> RECORDS FOR THE TASK:
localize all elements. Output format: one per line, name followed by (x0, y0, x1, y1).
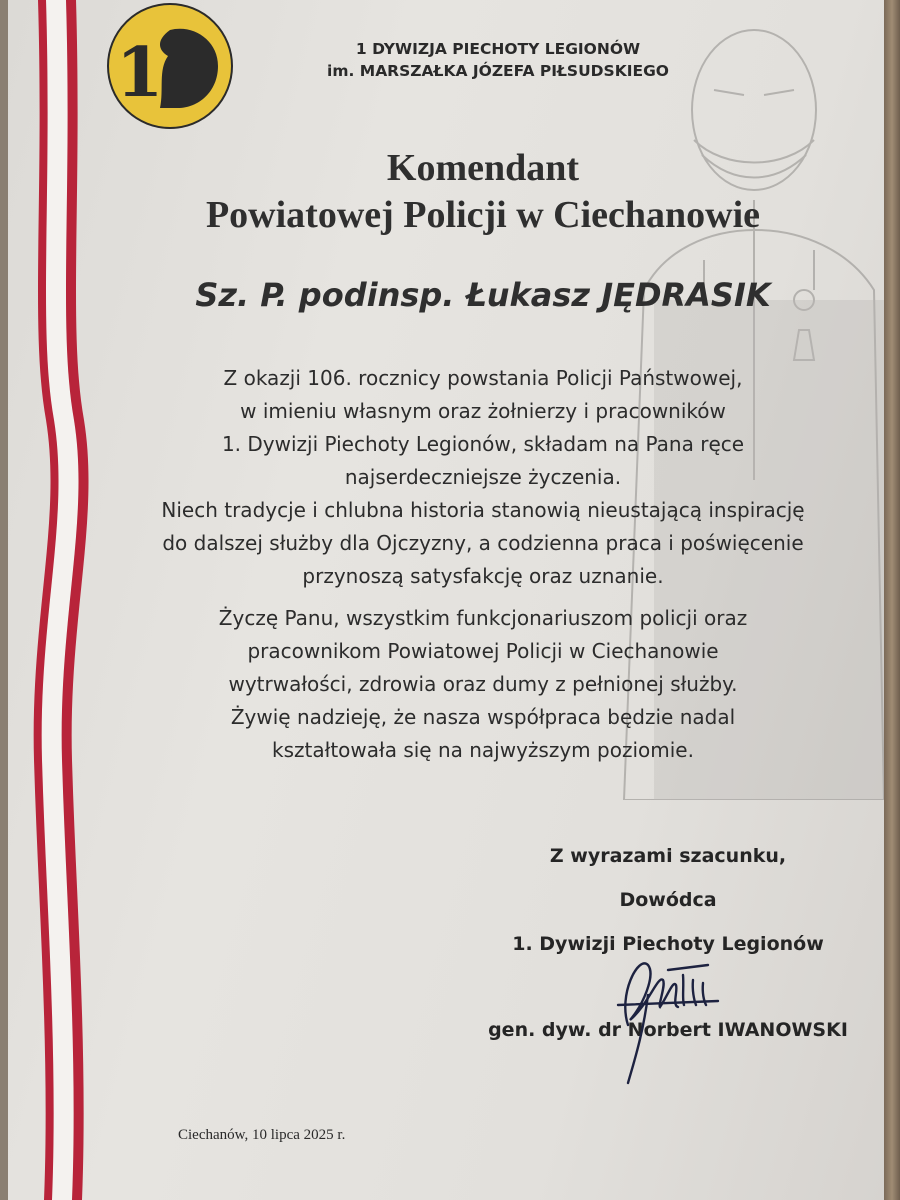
signatory-name: gen. dyw. dr Norbert IWANOWSKI (488, 1019, 848, 1041)
polish-flag-ribbon (8, 0, 98, 1200)
emblem-numeral: 1 (116, 33, 164, 113)
division-emblem (98, 0, 238, 130)
header-line-1: 1 DYWIZJA PIECHOTY LEGIONÓW (355, 40, 641, 58)
addressee-title-1: Komendant (386, 147, 580, 189)
paragraph-line: do dalszej służby dla Ojczyzny, a codzienna praca i poświęcenie (162, 531, 804, 555)
paragraph-line: pracownikom Powiatowej Policji w Ciechanowie (247, 639, 719, 663)
paragraph-line: Z okazji 106. rocznicy powstania Policji Państwowej, (223, 366, 743, 390)
signatory-role: Dowódca (619, 889, 717, 911)
body-paragraph-1 (118, 362, 848, 593)
desk-surface (884, 0, 900, 1200)
body-paragraph-2 (118, 602, 848, 767)
paragraph-line: przynoszą satysfakcję oraz uznanie. (302, 564, 664, 588)
institution-header (308, 38, 688, 82)
paragraph-line: najserdeczniejsze życzenia. (344, 465, 622, 489)
paragraph-line: kształtowała się na najwyższym poziomie. (272, 738, 694, 762)
paragraph-line: wytrwałości, zdrowia oraz dumy z pełnionej służby. (228, 672, 738, 696)
paragraph-line: 1. Dywizji Piechoty Legionów, składam na Pana ręce (221, 432, 745, 456)
recipient-name: Sz. P. podinsp. Łukasz JĘDRASIK (195, 276, 771, 314)
signatory-unit: 1. Dywizji Piechoty Legionów (512, 933, 824, 955)
addressee-title-2: Powiatowej Policji w Ciechanowie (205, 194, 761, 236)
letter-sheet (8, 0, 884, 1200)
header-line-2: im. MARSZAŁKA JÓZEFA PIŁSUDSKIEGO (327, 62, 669, 80)
paragraph-line: Żywię nadzieję, że nasza współpraca będzie nadal (230, 705, 736, 729)
handwritten-signature (588, 935, 728, 1085)
closing-salutation: Z wyrazami szacunku, (549, 845, 787, 867)
place-and-date: Ciechanów, 10 lipca 2025 r. (178, 1127, 346, 1143)
paragraph-line: Niech tradycje i chlubna historia stanowią nieustającą inspirację (161, 498, 805, 522)
paragraph-line: Życzę Panu, wszystkim funkcjonariuszom policji oraz (218, 606, 748, 630)
paragraph-line: w imieniu własnym oraz żołnierzy i pracowników (240, 399, 726, 423)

> PROBLEM REQUIREMENTS: Write out the entries from the line containing "signatory-name: gen. dyw." to the line containing "paragraph-line: pracownikom Powiatowej", both included, as a JSON list of strings with one string per line and no blank lines.

> CORRECT OUTPUT:
[
  "signatory-name: gen. dyw. dr Norbert IWANOWSKI (488, 1019, 848, 1041)",
  "polish-flag-ribbon (8, 0, 98, 1200)",
  "emblem-numeral: 1 (116, 33, 164, 113)",
  "division-emblem (98, 0, 238, 130)",
  "header-line-1: 1 DYWIZJA PIECHOTY LEGIONÓW (355, 40, 641, 58)",
  "addressee-title-1: Komendant (386, 147, 580, 189)",
  "paragraph-line: do dalszej służby dla Ojczyzny, a codzienna praca i poświęcenie (162, 531, 804, 555)",
  "paragraph-line: pracownikom Powiatowej Policji w Ciechanowie (247, 639, 719, 663)"
]